::: Working data :::
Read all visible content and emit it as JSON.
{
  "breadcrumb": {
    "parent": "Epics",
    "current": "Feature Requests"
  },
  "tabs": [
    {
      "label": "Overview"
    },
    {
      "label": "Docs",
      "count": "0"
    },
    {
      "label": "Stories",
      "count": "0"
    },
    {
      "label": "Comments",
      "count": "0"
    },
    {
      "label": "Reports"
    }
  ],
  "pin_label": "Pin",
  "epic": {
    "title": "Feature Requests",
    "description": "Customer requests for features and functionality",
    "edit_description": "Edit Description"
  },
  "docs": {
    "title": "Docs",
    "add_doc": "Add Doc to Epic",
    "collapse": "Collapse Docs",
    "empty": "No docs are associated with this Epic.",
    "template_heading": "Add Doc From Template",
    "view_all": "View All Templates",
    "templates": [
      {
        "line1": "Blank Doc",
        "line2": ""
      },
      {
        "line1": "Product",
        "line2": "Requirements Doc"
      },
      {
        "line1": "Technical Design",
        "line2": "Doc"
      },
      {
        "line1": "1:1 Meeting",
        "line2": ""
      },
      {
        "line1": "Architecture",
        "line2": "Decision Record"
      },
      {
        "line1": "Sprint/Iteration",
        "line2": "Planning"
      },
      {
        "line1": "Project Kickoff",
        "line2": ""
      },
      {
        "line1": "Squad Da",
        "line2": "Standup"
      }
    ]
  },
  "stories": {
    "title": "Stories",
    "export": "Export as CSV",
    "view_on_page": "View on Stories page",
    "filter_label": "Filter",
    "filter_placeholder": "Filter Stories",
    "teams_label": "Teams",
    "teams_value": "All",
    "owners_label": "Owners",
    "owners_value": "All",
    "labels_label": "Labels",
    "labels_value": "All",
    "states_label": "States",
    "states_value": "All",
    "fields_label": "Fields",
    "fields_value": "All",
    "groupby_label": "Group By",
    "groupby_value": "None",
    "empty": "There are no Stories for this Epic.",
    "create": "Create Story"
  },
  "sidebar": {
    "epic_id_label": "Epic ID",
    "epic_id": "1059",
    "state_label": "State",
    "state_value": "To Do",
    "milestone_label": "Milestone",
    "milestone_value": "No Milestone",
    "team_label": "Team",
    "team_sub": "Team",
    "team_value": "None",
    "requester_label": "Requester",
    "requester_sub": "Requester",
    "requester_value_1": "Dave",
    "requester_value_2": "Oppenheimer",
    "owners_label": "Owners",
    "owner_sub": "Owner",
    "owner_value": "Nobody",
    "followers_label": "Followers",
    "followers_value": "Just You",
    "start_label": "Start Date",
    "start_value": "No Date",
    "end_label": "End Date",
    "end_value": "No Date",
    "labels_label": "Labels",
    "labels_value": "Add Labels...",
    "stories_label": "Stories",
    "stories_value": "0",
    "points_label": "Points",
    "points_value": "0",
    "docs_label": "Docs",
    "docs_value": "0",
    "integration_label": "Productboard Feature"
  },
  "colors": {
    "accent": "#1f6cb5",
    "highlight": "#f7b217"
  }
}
:::
→ **Job**:
Give every line of the material that includes the string "Filter".

→ **Reply to the exercise**:
    "filter_label": "Filter",
    "filter_placeholder": "Filter Stories",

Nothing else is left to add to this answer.